Data excerpts:

▬▬▬▬▬▬

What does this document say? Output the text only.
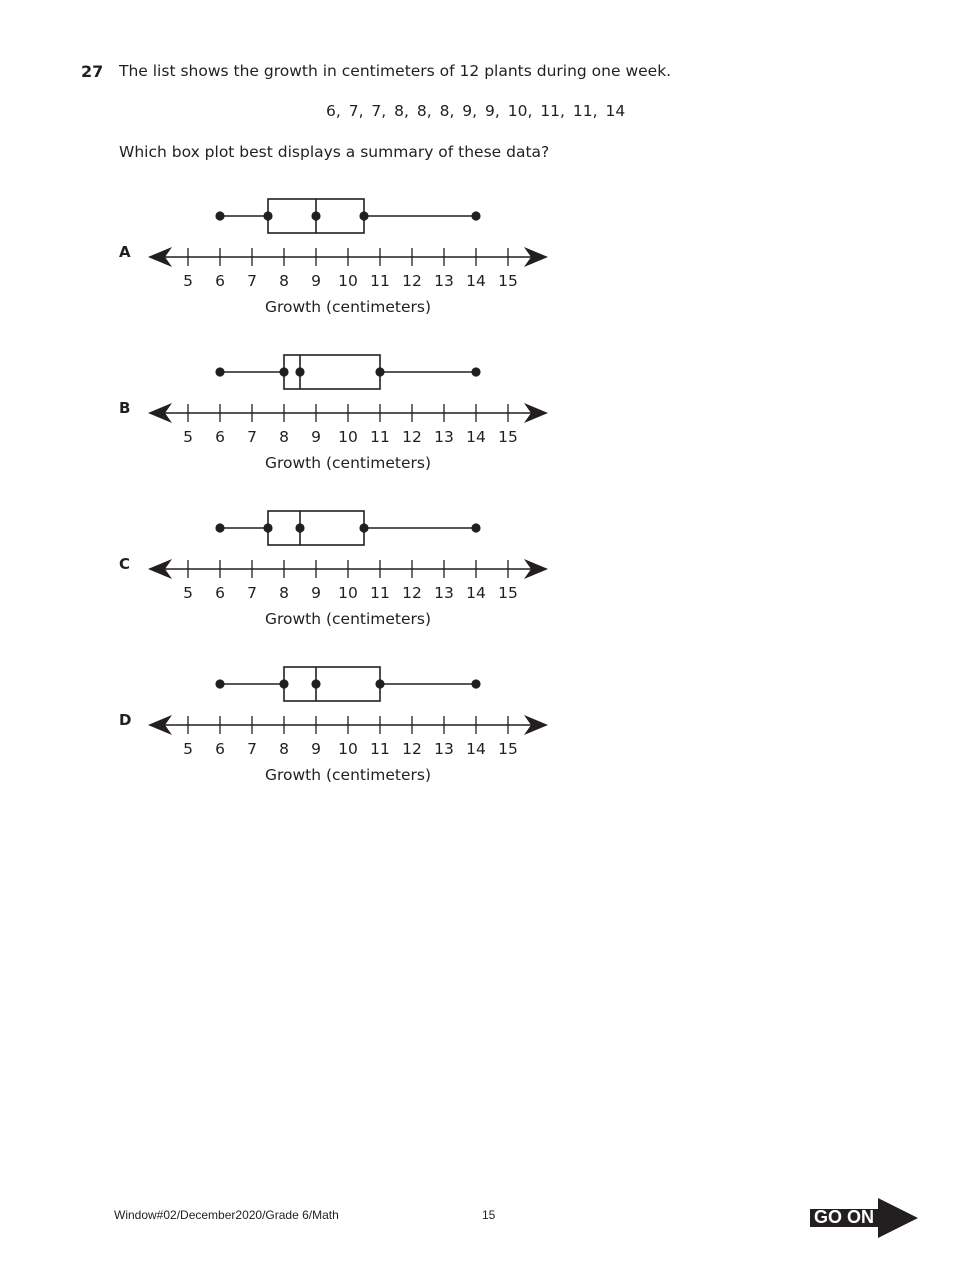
27 The list shows the growth in centimeters of 12 plants during one week.
6, 7, 7, 8, 8, 8, 9, 9, 10, 11, 11, 14
Which box plot best displays a summary of these data?
A
5 6 7 8 9 10 11 12 13 14 15
Growth (centimeters)
B
5 6 7 8 9 10 11 12 13 14 15
Growth (centimeters)
C
5 6 7 8 9 10 11 12 13 14 15
Growth (centimeters)
D
5 6 7 8 9 10 11 12 13 14 15
Growth (centimeters)
Window#02/December2020/Grade 6/Math	15	GO ON
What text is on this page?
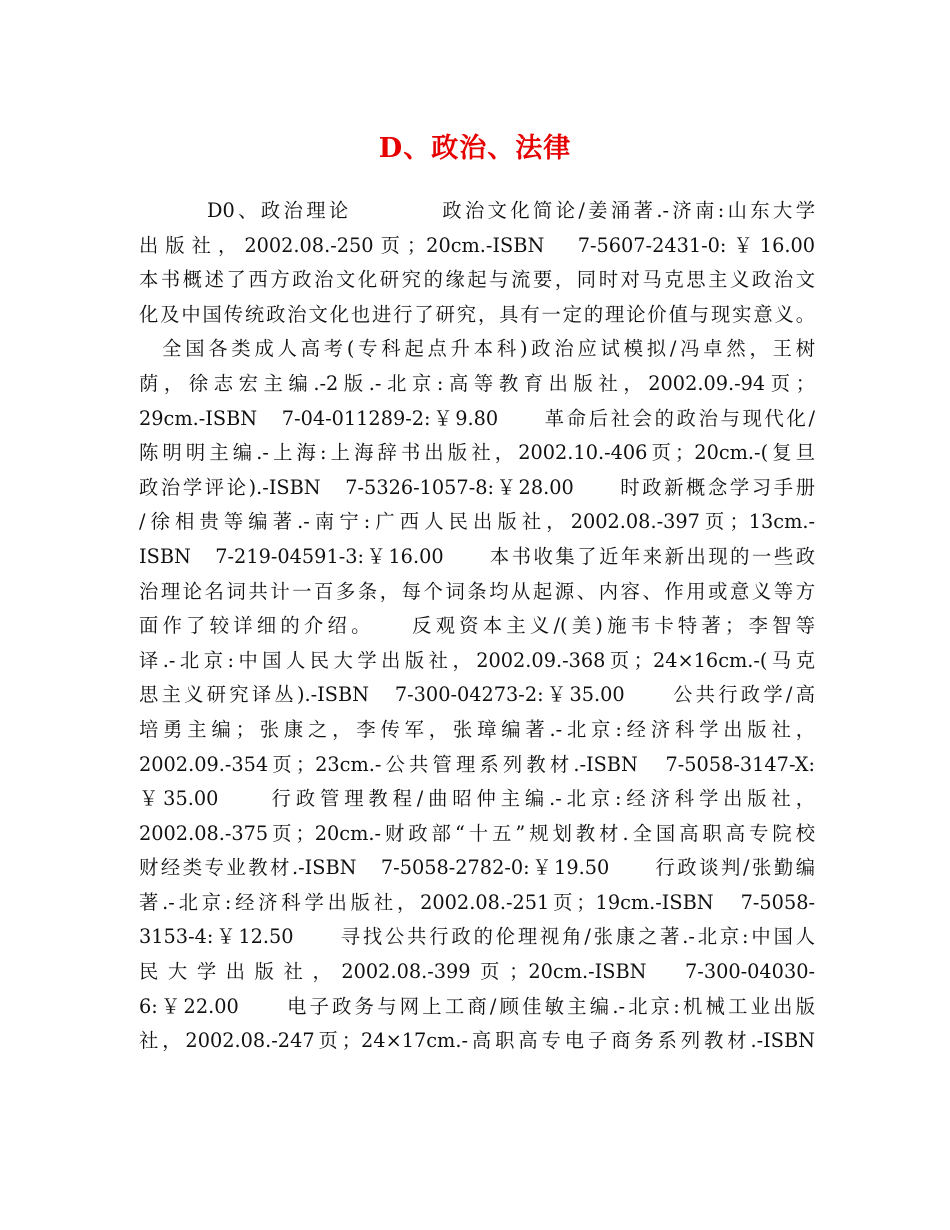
D、政治、法律
　　　D0、政治理论　　　　政治文化简论/姜涌著.-济南:山东大学
出版社，2002.08.-250页；20cm.-ISBN　7-5607-2431-0:￥16.00
本书概述了西方政治文化研究的缘起与流要，同时对马克思主义政治文
化及中国传统政治文化也进行了研究，具有一定的理论价值与现实意义。
　全国各类成人高考(专科起点升本科)政治应试模拟/冯卓然，王树
荫，徐志宏主编.-2版.-北京:高等教育出版社，2002.09.-94页；
29cm.-ISBN　7-04-011289-2:￥9.80　　革命后社会的政治与现代化/
陈明明主编.-上海:上海辞书出版社，2002.10.-406页；20cm.-(复旦
政治学评论).-ISBN　7-5326-1057-8:￥28.00　　时政新概念学习手册
/徐相贵等编著.-南宁:广西人民出版社，2002.08.-397页；13cm.-
ISBN　7-219-04591-3:￥16.00　　本书收集了近年来新出现的一些政
治理论名词共计一百多条，每个词条均从起源、内容、作用或意义等方
面作了较详细的介绍。　　反观资本主义/(美)施韦卡特著；李智等
译.-北京:中国人民大学出版社，2002.09.-368页；24×16cm.-(马克
思主义研究译丛).-ISBN　7-300-04273-2:￥35.00　　公共行政学/高
培勇主编；张康之，李传军，张璋编著.-北京:经济科学出版社，
2002.09.-354页；23cm.-公共管理系列教材.-ISBN　7-5058-3147-X:
￥35.00　　行政管理教程/曲昭仲主编.-北京:经济科学出版社，
2002.08.-375页；20cm.-财政部“十五”规划教材.全国高职高专院校
财经类专业教材.-ISBN　7-5058-2782-0:￥19.50　　行政谈判/张勤编
著.-北京:经济科学出版社，2002.08.-251页；19cm.-ISBN　7-5058-
3153-4:￥12.50　　寻找公共行政的伦理视角/张康之著.-北京:中国人
民大学出版社，2002.08.-399页；20cm.-ISBN　7-300-04030-
6:￥22.00　　电子政务与网上工商/顾佳敏主编.-北京:机械工业出版
社，2002.08.-247页；24×17cm.-高职高专电子商务系列教材.-ISBN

▬▬▬▬▬▬

Problem: Gather all lines with the string "text" from the data.

Finished exercise:
What does this document say? Output the text only.
What text is on this page?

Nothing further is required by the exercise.